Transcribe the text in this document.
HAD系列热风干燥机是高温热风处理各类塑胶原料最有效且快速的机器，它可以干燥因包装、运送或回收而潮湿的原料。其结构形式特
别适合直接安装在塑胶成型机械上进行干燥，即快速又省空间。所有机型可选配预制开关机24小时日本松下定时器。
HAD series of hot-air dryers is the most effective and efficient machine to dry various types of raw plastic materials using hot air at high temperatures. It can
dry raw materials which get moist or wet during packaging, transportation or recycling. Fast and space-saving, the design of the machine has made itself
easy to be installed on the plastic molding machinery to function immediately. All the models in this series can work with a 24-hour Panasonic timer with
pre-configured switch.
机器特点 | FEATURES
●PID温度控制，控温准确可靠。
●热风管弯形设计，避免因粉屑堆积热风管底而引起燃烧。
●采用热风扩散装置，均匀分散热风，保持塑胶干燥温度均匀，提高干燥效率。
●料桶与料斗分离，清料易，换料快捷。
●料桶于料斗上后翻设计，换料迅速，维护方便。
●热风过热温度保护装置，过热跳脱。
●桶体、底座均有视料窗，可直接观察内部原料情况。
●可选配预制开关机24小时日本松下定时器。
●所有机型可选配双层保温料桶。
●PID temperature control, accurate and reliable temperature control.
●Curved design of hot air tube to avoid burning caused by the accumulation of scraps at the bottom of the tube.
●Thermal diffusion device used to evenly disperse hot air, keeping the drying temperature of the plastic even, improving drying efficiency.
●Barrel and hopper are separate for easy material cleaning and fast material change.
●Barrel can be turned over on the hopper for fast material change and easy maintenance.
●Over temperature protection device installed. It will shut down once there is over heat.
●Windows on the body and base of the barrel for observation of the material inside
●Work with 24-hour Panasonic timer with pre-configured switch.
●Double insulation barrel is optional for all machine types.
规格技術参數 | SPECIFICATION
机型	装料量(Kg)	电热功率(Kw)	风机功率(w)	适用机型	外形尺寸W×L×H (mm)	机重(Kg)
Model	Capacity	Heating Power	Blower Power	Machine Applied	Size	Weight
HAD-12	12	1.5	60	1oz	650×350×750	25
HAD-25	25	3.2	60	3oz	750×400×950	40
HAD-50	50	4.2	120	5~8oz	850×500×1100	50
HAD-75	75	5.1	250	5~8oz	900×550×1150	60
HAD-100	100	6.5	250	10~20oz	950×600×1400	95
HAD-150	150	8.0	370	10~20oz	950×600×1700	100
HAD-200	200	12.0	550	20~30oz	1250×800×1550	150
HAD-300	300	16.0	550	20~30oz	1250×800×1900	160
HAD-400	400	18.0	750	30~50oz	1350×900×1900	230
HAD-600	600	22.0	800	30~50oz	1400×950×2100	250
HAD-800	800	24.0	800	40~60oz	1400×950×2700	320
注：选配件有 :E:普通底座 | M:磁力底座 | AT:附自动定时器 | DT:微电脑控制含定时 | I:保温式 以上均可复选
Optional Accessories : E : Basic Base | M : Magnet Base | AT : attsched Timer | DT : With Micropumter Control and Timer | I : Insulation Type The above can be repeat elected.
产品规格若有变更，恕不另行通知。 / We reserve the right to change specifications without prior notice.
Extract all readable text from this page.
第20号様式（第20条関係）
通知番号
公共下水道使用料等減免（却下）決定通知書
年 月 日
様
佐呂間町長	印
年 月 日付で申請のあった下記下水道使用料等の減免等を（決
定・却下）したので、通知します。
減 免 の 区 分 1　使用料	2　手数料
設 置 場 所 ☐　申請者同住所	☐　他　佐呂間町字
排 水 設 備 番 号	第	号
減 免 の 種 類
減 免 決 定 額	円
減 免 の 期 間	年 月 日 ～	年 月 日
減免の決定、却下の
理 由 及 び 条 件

-------

Show the lines where the word "change" appears in the entries.

RESULT BELOW:
●Barrel and hopper are separate for easy material cleaning and fast material change.
●Barrel can be turned over on the hopper for fast material change and easy maintenance.
产品规格若有变更，恕不另行通知。 / We reserve the right to change specifications without prior notice.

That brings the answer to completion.